Exercise input —
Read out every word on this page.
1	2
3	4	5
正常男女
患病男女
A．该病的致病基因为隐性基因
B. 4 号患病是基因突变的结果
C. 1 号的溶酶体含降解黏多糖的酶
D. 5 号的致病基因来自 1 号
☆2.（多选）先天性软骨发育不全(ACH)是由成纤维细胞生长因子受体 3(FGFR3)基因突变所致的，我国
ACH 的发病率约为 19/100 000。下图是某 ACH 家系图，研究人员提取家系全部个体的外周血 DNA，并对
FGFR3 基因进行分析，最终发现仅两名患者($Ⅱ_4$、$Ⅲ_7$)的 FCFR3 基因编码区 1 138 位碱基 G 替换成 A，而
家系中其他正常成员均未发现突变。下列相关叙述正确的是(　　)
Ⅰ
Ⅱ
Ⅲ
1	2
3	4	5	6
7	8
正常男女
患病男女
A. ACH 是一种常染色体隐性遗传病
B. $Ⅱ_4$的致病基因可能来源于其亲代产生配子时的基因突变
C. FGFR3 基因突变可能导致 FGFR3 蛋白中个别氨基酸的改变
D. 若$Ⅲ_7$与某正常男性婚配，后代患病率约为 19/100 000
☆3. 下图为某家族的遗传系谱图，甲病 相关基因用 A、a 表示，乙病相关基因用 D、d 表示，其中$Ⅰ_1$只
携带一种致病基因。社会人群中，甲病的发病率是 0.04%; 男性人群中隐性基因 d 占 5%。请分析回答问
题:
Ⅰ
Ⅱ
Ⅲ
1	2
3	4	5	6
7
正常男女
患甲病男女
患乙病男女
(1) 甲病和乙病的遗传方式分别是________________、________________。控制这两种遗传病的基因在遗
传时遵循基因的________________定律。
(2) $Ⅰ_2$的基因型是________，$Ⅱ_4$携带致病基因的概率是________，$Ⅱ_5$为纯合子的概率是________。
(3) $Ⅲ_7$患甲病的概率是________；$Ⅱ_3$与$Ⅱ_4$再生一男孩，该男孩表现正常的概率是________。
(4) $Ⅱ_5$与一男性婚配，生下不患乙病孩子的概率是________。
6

What to do — Transcribe the data above in full, exactly.

Reply to the task —
Read out every word on this page.
1	2
3	4	5
正常男女
患病男女
A．该病的致病基因为隐性基因
B. 4 号患病是基因突变的结果
C. 1 号的溶酶体含降解黏多糖的酶
D. 5 号的致病基因来自 1 号
☆2.（多选）先天性软骨发育不全(ACH)是由成纤维细胞生长因子受体 3(FGFR3)基因突变所致的，我国
ACH 的发病率约为 19/100 000。下图是某 ACH 家系图，研究人员提取家系全部个体的外周血 DNA，并对
FGFR3 基因进行分析，最终发现仅两名患者($Ⅱ_4$、$Ⅲ_7$)的 FCFR3 基因编码区 1 138 位碱基 G 替换成 A，而
家系中其他正常成员均未发现突变。下列相关叙述正确的是(　　)
Ⅰ
Ⅱ
Ⅲ
1	2
3	4	5	6
7	8
正常男女
患病男女
A. ACH 是一种常染色体隐性遗传病
B. $Ⅱ_4$的致病基因可能来源于其亲代产生配子时的基因突变
C. FGFR3 基因突变可能导致 FGFR3 蛋白中个别氨基酸的改变
D. 若$Ⅲ_7$与某正常男性婚配，后代患病率约为 19/100 000
☆3. 下图为某家族的遗传系谱图，甲病 相关基因用 A、a 表示，乙病相关基因用 D、d 表示，其中$Ⅰ_1$只
携带一种致病基因。社会人群中，甲病的发病率是 0.04%; 男性人群中隐性基因 d 占 5%。请分析回答问
题:
Ⅰ
Ⅱ
Ⅲ
1	2
3	4	5	6
7
正常男女
患甲病男女
患乙病男女
(1) 甲病和乙病的遗传方式分别是________________、________________。控制这两种遗传病的基因在遗
传时遵循基因的________________定律。
(2) $Ⅰ_2$的基因型是________，$Ⅱ_4$携带致病基因的概率是________，$Ⅱ_5$为纯合子的概率是________。
(3) $Ⅲ_7$患甲病的概率是________；$Ⅱ_3$与$Ⅱ_4$再生一男孩，该男孩表现正常的概率是________。
(4) $Ⅱ_5$与一男性婚配，生下不患乙病孩子的概率是________。
6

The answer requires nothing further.